* Written problem *
Using the listing below, give the number of lines where "title" appears, and nothing else.

##### Material for the task #####

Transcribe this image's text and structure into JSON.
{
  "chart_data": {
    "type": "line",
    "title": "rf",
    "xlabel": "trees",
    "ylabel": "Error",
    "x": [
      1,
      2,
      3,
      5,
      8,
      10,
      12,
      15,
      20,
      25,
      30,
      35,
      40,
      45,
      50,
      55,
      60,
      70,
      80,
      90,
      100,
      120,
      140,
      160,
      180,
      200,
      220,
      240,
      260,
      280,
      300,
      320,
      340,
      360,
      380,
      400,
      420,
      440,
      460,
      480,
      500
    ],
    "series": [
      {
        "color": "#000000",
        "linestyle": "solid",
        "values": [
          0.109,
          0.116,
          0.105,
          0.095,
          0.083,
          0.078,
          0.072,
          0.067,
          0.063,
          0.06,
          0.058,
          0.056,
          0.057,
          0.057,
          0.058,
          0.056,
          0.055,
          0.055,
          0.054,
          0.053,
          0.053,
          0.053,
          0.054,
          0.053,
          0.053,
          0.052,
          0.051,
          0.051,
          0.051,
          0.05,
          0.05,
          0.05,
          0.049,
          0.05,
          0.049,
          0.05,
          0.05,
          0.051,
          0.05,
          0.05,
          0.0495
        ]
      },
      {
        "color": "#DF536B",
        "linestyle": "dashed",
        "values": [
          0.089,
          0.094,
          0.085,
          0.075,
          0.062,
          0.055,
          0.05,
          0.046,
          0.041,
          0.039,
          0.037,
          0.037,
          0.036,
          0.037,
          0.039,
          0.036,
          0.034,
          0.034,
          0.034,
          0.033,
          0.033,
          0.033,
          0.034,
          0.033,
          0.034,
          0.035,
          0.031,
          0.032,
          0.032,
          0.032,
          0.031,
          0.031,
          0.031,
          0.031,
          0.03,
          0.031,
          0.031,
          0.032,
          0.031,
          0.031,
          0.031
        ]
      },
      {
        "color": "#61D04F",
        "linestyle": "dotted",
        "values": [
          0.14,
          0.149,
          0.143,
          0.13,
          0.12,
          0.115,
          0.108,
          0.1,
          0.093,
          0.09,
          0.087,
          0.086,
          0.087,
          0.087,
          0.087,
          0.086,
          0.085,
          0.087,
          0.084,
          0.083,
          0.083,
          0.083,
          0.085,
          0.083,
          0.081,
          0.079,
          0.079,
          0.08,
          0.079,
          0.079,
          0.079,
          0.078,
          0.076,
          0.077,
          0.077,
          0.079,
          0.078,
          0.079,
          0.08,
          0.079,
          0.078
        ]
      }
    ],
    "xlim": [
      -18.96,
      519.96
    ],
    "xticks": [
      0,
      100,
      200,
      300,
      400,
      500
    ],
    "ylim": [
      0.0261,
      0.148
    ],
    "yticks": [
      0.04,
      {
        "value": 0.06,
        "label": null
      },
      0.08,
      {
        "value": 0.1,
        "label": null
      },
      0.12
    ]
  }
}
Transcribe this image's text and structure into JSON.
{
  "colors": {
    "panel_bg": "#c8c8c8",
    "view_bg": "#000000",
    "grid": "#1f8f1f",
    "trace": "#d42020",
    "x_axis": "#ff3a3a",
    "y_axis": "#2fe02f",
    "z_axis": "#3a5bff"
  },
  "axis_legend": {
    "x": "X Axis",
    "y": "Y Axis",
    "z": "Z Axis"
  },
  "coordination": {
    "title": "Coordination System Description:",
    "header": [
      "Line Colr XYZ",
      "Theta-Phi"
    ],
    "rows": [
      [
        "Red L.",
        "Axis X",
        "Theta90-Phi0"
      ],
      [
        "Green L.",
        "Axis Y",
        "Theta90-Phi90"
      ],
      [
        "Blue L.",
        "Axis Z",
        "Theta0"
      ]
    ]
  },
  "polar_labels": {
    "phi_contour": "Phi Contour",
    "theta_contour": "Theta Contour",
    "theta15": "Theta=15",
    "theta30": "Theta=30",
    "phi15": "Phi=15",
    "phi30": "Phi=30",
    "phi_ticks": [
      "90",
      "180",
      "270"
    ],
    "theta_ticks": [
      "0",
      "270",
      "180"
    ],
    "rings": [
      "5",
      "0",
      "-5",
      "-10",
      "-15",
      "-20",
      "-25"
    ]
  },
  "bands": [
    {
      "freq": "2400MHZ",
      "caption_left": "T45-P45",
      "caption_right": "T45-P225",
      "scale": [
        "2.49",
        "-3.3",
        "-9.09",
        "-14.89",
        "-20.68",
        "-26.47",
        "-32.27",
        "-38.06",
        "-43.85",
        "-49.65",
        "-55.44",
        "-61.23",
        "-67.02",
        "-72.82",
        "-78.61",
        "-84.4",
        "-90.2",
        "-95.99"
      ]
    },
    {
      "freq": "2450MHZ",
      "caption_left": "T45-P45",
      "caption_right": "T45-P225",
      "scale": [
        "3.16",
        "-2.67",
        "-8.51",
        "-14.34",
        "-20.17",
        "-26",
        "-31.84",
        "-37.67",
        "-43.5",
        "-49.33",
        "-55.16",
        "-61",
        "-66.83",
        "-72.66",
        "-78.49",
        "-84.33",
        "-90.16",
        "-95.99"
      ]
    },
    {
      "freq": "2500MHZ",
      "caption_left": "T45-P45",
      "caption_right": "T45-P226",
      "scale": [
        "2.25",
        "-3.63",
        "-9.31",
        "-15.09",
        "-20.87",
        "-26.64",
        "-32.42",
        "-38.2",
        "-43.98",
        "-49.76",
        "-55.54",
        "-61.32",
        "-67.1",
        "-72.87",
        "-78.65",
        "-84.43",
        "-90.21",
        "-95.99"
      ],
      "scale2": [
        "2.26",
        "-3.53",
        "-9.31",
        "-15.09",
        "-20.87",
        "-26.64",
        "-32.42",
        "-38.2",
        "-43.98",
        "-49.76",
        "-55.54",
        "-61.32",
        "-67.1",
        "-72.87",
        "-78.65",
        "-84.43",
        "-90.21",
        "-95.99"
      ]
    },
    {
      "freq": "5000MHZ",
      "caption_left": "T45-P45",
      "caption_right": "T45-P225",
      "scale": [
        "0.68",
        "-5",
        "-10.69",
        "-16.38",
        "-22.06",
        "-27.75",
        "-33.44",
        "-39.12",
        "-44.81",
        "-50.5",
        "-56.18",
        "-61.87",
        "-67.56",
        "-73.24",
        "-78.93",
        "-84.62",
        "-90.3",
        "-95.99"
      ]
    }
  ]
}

#####

* Solution *
2